--- Written exercise ---
Copy every record below exactly as written, but leave out the pictures.

Data records
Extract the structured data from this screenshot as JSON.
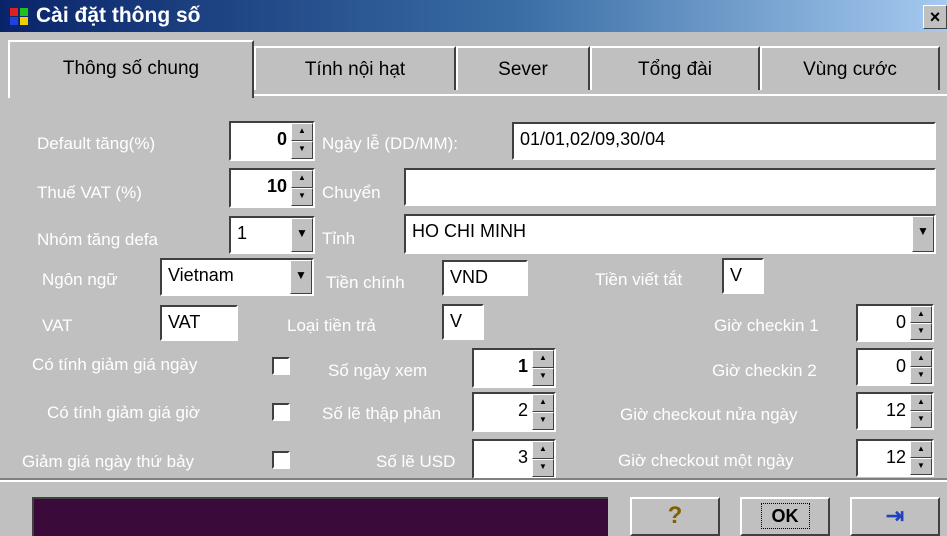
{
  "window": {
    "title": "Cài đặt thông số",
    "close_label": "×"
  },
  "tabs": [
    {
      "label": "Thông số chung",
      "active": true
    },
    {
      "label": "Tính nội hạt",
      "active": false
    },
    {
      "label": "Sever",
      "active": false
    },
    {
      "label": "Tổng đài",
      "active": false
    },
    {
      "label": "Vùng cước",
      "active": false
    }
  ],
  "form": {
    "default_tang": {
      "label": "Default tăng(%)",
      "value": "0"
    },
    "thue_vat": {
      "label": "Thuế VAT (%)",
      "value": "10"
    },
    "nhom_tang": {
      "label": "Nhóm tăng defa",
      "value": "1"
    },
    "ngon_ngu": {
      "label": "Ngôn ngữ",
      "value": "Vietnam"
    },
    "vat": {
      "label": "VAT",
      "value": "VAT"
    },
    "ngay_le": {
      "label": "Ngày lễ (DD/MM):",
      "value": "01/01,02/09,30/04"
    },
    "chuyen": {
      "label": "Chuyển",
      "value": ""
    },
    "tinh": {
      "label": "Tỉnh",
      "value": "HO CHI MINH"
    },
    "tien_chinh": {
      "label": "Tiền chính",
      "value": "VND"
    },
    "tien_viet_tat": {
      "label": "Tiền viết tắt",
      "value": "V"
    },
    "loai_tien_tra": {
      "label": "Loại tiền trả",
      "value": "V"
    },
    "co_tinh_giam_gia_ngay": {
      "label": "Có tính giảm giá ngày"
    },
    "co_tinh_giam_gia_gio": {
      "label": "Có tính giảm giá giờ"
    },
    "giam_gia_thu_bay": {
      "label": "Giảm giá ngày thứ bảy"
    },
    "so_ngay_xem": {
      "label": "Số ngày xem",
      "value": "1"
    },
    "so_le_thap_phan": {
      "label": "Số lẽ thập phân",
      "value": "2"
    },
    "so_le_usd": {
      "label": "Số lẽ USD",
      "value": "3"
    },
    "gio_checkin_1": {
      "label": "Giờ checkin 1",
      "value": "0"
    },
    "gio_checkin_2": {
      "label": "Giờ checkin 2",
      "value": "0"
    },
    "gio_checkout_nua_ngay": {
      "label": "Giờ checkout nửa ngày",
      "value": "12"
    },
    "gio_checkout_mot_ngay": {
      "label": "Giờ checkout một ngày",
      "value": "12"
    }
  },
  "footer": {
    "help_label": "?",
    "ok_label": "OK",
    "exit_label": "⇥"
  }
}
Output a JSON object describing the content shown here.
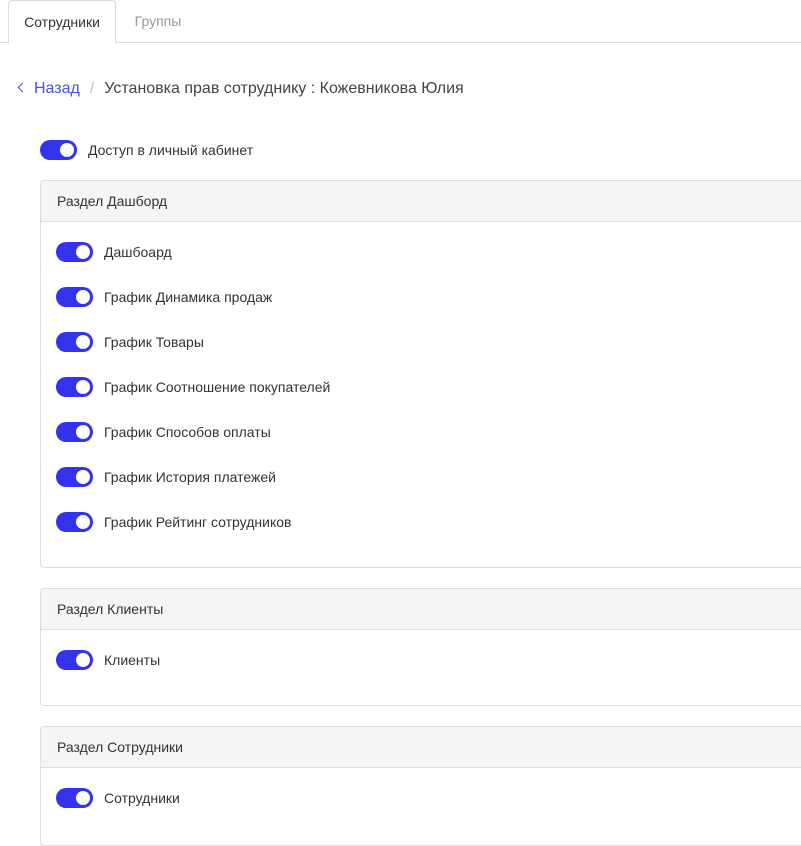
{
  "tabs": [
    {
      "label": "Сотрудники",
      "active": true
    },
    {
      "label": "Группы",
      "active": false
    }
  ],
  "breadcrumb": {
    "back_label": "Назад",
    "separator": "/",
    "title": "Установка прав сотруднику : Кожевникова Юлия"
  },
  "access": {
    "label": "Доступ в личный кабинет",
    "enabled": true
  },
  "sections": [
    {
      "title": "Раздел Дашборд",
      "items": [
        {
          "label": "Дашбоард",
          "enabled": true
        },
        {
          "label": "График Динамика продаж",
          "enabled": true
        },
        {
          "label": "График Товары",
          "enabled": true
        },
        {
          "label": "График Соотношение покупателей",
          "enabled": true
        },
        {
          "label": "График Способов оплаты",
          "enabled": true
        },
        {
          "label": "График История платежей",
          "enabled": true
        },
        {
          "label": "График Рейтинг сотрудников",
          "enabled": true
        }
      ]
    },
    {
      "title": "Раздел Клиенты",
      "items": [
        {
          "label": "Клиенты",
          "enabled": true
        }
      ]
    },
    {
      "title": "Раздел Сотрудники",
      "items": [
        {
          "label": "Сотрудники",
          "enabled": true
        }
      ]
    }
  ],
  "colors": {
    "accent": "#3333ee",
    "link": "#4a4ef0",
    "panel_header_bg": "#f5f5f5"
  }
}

--- Exercise output ---
Extract the structured data from this screenshot as JSON.
{
  "window": {
    "title": "Cài đặt thông số",
    "close_label": "×"
  },
  "tabs": [
    {
      "label": "Thông số chung",
      "active": true
    },
    {
      "label": "Tính nội hạt",
      "active": false
    },
    {
      "label": "Sever",
      "active": false
    },
    {
      "label": "Tổng đài",
      "active": false
    },
    {
      "label": "Vùng cước",
      "active": false
    }
  ],
  "form": {
    "default_tang": {
      "label": "Default tăng(%)",
      "value": "0"
    },
    "thue_vat": {
      "label": "Thuế VAT (%)",
      "value": "10"
    },
    "nhom_tang": {
      "label": "Nhóm tăng defa",
      "value": "1"
    },
    "ngon_ngu": {
      "label": "Ngôn ngữ",
      "value": "Vietnam"
    },
    "vat": {
      "label": "VAT",
      "value": "VAT"
    },
    "ngay_le": {
      "label": "Ngày lễ (DD/MM):",
      "value": "01/01,02/09,30/04"
    },
    "chuyen": {
      "label": "Chuyển",
      "value": ""
    },
    "tinh": {
      "label": "Tỉnh",
      "value": "HO CHI MINH"
    },
    "tien_chinh": {
      "label": "Tiền chính",
      "value": "VND"
    },
    "tien_viet_tat": {
      "label": "Tiền viết tắt",
      "value": "V"
    },
    "loai_tien_tra": {
      "label": "Loại tiền trả",
      "value": "V"
    },
    "co_tinh_giam_gia_ngay": {
      "label": "Có tính giảm giá ngày"
    },
    "co_tinh_giam_gia_gio": {
      "label": "Có tính giảm giá giờ"
    },
    "giam_gia_thu_bay": {
      "label": "Giảm giá ngày thứ bảy"
    },
    "so_ngay_xem": {
      "label": "Số ngày xem",
      "value": "1"
    },
    "so_le_thap_phan": {
      "label": "Số lẽ thập phân",
      "value": "2"
    },
    "so_le_usd": {
      "label": "Số lẽ USD",
      "value": "3"
    },
    "gio_checkin_1": {
      "label": "Giờ checkin 1",
      "value": "0"
    },
    "gio_checkin_2": {
      "label": "Giờ checkin 2",
      "value": "0"
    },
    "gio_checkout_nua_ngay": {
      "label": "Giờ checkout nửa ngày",
      "value": "12"
    },
    "gio_checkout_mot_ngay": {
      "label": "Giờ checkout một ngày",
      "value": "12"
    }
  },
  "footer": {
    "help_label": "?",
    "ok_label": "OK",
    "exit_label": "⇥"
  }
}
Output a JSON object describing the content shown here.
{
  "tabs": [
    {
      "label": "Сотрудники",
      "active": true
    },
    {
      "label": "Группы",
      "active": false
    }
  ],
  "breadcrumb": {
    "back_label": "Назад",
    "separator": "/",
    "title": "Установка прав сотруднику : Кожевникова Юлия"
  },
  "access": {
    "label": "Доступ в личный кабинет",
    "enabled": true
  },
  "sections": [
    {
      "title": "Раздел Дашборд",
      "items": [
        {
          "label": "Дашбоард",
          "enabled": true
        },
        {
          "label": "График Динамика продаж",
          "enabled": true
        },
        {
          "label": "График Товары",
          "enabled": true
        },
        {
          "label": "График Соотношение покупателей",
          "enabled": true
        },
        {
          "label": "График Способов оплаты",
          "enabled": true
        },
        {
          "label": "График История платежей",
          "enabled": true
        },
        {
          "label": "График Рейтинг сотрудников",
          "enabled": true
        }
      ]
    },
    {
      "title": "Раздел Клиенты",
      "items": [
        {
          "label": "Клиенты",
          "enabled": true
        }
      ]
    },
    {
      "title": "Раздел Сотрудники",
      "items": [
        {
          "label": "Сотрудники",
          "enabled": true
        }
      ]
    }
  ],
  "colors": {
    "accent": "#3333ee",
    "link": "#4a4ef0",
    "panel_header_bg": "#f5f5f5"
  }
}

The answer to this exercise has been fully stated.